-- begin Task material --

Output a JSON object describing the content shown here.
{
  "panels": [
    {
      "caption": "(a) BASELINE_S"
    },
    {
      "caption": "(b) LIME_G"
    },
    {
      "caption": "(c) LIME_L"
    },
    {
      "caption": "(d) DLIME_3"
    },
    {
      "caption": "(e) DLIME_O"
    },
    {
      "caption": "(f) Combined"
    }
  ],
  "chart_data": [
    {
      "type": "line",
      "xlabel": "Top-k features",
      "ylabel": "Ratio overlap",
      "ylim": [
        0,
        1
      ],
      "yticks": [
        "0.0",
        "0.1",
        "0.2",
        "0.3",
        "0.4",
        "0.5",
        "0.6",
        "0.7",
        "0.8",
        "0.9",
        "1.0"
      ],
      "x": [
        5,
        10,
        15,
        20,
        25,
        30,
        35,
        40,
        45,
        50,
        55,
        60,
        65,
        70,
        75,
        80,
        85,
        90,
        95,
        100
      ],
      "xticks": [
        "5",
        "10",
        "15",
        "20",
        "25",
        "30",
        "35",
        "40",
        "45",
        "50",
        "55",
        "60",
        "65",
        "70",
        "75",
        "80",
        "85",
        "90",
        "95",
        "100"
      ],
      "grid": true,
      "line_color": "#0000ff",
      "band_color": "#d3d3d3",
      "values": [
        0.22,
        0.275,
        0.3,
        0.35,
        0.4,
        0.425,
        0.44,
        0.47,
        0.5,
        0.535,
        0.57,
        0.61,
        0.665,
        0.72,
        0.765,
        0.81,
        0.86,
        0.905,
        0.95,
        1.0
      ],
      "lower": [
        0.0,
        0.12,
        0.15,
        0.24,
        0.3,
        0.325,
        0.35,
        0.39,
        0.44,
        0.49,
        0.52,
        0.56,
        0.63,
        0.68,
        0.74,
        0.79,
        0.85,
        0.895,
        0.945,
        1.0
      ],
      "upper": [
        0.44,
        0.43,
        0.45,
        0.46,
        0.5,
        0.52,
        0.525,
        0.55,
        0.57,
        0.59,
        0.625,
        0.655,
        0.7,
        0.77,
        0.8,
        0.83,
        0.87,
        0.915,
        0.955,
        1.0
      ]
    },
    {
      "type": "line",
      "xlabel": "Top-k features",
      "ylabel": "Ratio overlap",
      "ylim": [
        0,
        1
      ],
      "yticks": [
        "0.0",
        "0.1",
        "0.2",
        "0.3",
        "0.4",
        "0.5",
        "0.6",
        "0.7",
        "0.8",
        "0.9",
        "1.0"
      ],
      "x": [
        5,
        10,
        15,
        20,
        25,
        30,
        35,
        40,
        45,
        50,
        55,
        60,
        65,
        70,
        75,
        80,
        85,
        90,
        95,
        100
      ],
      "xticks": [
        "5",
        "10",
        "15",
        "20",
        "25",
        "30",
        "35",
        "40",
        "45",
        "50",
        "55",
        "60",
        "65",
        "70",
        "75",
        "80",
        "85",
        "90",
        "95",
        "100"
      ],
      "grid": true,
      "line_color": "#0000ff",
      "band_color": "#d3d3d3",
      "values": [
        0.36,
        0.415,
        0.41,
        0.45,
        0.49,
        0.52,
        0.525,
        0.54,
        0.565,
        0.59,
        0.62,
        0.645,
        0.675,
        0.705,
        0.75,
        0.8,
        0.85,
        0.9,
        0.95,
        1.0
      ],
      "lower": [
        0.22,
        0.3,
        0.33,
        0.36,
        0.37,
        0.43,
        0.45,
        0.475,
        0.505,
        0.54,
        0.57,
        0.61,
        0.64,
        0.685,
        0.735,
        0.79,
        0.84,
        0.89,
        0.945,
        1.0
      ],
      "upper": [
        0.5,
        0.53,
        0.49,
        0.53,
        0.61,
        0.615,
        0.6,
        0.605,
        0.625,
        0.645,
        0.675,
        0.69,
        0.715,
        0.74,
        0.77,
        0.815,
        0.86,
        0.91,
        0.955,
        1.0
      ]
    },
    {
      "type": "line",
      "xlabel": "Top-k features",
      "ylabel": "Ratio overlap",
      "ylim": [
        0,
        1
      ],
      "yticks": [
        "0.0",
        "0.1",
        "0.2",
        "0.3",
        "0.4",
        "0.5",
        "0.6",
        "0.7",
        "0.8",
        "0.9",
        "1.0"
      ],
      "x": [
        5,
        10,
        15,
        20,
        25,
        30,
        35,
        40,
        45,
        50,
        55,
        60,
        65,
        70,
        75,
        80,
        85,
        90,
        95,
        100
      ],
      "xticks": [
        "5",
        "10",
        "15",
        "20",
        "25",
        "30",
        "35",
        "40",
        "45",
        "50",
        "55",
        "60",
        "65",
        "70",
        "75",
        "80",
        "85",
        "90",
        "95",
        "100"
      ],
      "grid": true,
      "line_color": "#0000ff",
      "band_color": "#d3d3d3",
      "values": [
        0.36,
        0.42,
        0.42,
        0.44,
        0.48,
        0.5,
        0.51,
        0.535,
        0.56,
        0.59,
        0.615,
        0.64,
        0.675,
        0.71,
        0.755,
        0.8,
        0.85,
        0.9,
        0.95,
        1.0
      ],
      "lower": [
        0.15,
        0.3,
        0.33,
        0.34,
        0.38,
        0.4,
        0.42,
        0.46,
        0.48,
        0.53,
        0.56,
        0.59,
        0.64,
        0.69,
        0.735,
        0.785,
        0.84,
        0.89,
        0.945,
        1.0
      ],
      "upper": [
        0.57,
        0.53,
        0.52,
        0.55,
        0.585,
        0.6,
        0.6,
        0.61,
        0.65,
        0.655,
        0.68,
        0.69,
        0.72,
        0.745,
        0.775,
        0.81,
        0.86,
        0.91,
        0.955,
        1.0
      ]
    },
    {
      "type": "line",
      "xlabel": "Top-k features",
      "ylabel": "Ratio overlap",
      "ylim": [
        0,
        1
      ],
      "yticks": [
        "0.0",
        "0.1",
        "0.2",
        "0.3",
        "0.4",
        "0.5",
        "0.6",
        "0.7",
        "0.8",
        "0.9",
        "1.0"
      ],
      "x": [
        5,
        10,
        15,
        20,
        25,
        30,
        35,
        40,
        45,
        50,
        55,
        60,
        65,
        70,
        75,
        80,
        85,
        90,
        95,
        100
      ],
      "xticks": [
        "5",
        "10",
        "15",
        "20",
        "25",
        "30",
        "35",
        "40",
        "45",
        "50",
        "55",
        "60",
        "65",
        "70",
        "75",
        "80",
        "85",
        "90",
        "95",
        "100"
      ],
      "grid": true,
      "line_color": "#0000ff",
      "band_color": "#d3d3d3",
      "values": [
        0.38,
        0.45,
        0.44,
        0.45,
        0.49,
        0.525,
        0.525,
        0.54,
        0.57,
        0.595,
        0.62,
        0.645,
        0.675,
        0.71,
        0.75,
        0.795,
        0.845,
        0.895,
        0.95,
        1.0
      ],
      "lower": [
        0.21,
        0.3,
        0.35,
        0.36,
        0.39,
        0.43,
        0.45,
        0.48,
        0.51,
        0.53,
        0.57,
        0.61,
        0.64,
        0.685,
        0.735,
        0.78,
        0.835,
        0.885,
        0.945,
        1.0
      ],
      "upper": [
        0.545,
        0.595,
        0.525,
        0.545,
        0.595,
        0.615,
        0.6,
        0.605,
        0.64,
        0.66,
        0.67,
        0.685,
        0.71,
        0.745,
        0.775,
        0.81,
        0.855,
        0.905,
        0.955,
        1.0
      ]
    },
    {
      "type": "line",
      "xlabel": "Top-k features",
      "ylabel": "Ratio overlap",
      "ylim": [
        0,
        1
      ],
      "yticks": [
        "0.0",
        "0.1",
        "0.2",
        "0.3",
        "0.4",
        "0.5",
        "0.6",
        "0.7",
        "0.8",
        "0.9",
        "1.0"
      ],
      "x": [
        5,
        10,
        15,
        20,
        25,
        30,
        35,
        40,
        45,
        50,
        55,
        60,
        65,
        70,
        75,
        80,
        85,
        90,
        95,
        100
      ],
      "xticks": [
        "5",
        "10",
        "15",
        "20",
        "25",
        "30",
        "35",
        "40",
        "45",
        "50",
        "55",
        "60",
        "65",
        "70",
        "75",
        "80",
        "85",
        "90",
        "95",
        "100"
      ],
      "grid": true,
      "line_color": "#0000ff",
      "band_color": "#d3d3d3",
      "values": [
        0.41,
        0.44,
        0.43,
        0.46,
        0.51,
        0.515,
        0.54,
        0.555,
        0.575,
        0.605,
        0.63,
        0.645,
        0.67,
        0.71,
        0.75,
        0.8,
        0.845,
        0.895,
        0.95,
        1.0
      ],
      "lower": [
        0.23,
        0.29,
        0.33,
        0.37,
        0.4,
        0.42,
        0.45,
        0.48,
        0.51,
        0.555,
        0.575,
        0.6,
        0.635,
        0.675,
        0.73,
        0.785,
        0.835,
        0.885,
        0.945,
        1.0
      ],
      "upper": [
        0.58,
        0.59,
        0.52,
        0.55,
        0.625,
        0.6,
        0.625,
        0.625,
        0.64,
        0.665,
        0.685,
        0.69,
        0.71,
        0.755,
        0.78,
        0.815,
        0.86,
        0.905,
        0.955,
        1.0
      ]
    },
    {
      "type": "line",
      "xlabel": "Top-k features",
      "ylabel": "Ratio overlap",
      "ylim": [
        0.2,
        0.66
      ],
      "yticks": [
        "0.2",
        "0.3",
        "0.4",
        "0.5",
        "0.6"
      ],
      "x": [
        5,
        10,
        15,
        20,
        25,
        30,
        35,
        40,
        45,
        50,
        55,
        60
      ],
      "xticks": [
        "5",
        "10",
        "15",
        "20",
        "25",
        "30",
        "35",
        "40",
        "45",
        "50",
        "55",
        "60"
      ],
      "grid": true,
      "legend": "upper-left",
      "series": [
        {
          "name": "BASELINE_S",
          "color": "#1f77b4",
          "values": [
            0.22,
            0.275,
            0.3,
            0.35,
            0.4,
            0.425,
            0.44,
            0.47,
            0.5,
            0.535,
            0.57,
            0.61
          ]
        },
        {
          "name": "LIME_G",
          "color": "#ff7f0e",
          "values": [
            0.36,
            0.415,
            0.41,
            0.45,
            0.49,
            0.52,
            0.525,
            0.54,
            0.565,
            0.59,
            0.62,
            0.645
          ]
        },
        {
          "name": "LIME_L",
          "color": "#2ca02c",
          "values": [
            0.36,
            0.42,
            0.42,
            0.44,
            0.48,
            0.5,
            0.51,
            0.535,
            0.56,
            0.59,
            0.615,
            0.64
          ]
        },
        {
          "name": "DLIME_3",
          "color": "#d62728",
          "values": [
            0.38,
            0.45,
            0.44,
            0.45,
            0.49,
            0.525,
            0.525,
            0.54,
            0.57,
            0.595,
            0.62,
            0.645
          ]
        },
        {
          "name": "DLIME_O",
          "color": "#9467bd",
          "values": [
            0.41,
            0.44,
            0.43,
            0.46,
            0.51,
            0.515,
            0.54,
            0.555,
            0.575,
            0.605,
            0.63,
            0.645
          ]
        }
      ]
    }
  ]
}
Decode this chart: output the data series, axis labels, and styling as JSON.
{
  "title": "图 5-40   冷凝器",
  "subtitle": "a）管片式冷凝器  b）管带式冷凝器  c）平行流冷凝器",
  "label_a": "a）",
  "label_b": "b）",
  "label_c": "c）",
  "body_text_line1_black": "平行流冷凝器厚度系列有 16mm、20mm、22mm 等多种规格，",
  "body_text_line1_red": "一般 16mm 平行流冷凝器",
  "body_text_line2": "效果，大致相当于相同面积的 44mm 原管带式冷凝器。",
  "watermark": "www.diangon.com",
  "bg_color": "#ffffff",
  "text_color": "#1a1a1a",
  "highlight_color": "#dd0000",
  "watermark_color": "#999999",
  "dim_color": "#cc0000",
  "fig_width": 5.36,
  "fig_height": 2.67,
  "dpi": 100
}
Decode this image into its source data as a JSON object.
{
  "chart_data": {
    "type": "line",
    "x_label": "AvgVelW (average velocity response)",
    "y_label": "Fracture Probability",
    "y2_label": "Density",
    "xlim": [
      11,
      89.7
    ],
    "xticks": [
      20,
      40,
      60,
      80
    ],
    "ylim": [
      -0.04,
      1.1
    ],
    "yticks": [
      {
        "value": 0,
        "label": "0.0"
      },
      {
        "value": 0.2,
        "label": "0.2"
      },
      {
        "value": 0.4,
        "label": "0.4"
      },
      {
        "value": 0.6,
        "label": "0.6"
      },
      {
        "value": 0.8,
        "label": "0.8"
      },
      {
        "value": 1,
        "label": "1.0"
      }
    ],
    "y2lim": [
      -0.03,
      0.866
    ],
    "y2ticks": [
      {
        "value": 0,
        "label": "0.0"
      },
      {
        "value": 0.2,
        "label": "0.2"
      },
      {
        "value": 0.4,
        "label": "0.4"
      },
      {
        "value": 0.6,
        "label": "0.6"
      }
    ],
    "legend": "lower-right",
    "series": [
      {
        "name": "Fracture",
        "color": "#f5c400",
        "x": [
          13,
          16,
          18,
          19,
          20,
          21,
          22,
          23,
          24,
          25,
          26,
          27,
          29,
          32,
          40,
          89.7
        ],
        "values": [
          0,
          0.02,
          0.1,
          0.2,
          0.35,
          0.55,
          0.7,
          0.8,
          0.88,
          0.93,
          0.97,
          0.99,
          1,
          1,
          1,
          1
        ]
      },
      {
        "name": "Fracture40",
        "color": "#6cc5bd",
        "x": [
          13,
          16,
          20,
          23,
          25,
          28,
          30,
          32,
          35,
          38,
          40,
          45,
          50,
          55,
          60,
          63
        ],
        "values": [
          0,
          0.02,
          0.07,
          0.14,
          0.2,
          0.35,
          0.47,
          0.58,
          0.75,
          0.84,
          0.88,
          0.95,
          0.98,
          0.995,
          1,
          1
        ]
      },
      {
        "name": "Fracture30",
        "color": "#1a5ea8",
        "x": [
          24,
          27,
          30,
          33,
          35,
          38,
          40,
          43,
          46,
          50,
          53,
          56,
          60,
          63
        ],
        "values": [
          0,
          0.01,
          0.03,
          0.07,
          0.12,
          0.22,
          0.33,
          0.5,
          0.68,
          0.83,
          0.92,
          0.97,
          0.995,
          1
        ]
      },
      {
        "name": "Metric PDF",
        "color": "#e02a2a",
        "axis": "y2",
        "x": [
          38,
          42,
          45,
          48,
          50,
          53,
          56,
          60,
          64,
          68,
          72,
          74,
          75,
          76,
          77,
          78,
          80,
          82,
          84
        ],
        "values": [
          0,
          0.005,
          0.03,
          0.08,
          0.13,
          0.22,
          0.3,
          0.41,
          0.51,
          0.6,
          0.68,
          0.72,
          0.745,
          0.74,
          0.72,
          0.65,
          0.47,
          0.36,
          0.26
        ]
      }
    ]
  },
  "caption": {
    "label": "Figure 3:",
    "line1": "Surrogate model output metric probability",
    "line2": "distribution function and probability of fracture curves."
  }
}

-- end Task material --

**Exercise aim:** Go through the records and pull out each line that includes the word "axis".

**Solution below:**
Decode this chart: output the data series, axis labels, and styling as JSON.
        "axis": "y2",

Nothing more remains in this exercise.